== Records from a data source ==
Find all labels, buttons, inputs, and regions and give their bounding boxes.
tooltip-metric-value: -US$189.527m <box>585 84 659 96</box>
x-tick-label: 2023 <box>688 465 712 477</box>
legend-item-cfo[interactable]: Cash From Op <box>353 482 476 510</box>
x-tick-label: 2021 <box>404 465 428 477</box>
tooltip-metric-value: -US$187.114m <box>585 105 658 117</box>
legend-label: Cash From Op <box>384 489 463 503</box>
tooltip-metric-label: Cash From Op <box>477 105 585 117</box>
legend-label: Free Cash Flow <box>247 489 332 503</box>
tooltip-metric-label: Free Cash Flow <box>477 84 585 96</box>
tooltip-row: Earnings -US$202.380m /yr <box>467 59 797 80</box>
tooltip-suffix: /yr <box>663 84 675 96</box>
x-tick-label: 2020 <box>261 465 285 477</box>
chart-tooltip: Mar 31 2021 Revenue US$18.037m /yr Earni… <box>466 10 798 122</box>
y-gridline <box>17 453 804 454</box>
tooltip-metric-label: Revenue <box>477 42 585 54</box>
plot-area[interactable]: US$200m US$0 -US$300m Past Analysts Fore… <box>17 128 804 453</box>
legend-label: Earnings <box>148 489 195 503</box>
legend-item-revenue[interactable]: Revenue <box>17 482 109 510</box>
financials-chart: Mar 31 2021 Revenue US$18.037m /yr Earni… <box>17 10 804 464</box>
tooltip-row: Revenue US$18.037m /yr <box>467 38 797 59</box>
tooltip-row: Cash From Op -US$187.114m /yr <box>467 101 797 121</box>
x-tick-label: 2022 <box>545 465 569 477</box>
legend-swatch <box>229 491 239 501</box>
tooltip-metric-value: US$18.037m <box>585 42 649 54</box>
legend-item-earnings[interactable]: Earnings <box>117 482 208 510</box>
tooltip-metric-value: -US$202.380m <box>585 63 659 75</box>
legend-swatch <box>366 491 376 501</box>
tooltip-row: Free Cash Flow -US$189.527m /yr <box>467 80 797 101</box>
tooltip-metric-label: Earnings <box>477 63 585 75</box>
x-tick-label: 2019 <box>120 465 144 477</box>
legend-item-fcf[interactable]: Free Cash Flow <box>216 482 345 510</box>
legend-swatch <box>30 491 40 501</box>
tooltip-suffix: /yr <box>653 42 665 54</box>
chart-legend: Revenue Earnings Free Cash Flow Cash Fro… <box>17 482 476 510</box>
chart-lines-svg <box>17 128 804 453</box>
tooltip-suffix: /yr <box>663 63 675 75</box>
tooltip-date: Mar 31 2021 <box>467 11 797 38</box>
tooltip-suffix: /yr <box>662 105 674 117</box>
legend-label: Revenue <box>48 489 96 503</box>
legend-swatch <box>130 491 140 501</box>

== Work to do ==
Turn each line of the data above into an item in a numbered list, skipping any blank lines.

== Written answer ==
1. Find all labels, buttons, inputs, and regions and give their bounding boxes.
2. tooltip-metric-value: -US$189.527m <box>585 84 659 96</box>
3. x-tick-label: 2023 <box>688 465 712 477</box>
4. legend-item-cfo[interactable]: Cash From Op <box>353 482 476 510</box>
5. x-tick-label: 2021 <box>404 465 428 477</box>
6. tooltip-metric-value: -US$187.114m <box>585 105 658 117</box>
7. legend-label: Cash From Op <box>384 489 463 503</box>
8. tooltip-metric-label: Cash From Op <box>477 105 585 117</box>
9. legend-label: Free Cash Flow <box>247 489 332 503</box>
10. tooltip-metric-label: Free Cash Flow <box>477 84 585 96</box>
11. tooltip-row: Earnings -US$202.380m /yr <box>467 59 797 80</box>
12. tooltip-suffix: /yr <box>663 84 675 96</box>
13. x-tick-label: 2020 <box>261 465 285 477</box>
14. chart-tooltip: Mar 31 2021 Revenue US$18.037m /yr Earni… <box>466 10 798 122</box>
15. y-gridline <box>17 453 804 454</box>
16. tooltip-metric-label: Revenue <box>477 42 585 54</box>
17. plot-area[interactable]: US$200m US$0 -US$300m Past Analysts Fore… <box>17 128 804 453</box>
18. legend-label: Earnings <box>148 489 195 503</box>
19. legend-item-revenue[interactable]: Revenue <box>17 482 109 510</box>
20. financials-chart: Mar 31 2021 Revenue US$18.037m /yr Earni… <box>17 10 804 464</box>
21. tooltip-row: Revenue US$18.037m /yr <box>467 38 797 59</box>
22. tooltip-row: Cash From Op -US$187.114m /yr <box>467 101 797 121</box>
23. x-tick-label: 2022 <box>545 465 569 477</box>
24. legend-swatch <box>229 491 239 501</box>
25. tooltip-metric-value: US$18.037m <box>585 42 649 54</box>
26. legend-item-earnings[interactable]: Earnings <box>117 482 208 510</box>
27. tooltip-metric-value: -US$202.380m <box>585 63 659 75</box>
28. legend-swatch <box>366 491 376 501</box>
29. tooltip-row: Free Cash Flow -US$189.527m /yr <box>467 80 797 101</box>
30. tooltip-metric-label: Earnings <box>477 63 585 75</box>
31. x-tick-label: 2019 <box>120 465 144 477</box>
32. legend-item-fcf[interactable]: Free Cash Flow <box>216 482 345 510</box>
33. legend-swatch <box>30 491 40 501</box>
34. tooltip-suffix: /yr <box>653 42 665 54</box>
35. chart-legend: Revenue Earnings Free Cash Flow Cash Fro… <box>17 482 476 510</box>
36. chart-lines-svg <box>17 128 804 453</box>
37. tooltip-suffix: /yr <box>663 63 675 75</box>
38. tooltip-date: Mar 31 2021 <box>467 11 797 38</box>
39. tooltip-suffix: /yr <box>662 105 674 117</box>
40. legend-label: Revenue <box>48 489 96 503</box>
41. legend-swatch <box>130 491 140 501</box>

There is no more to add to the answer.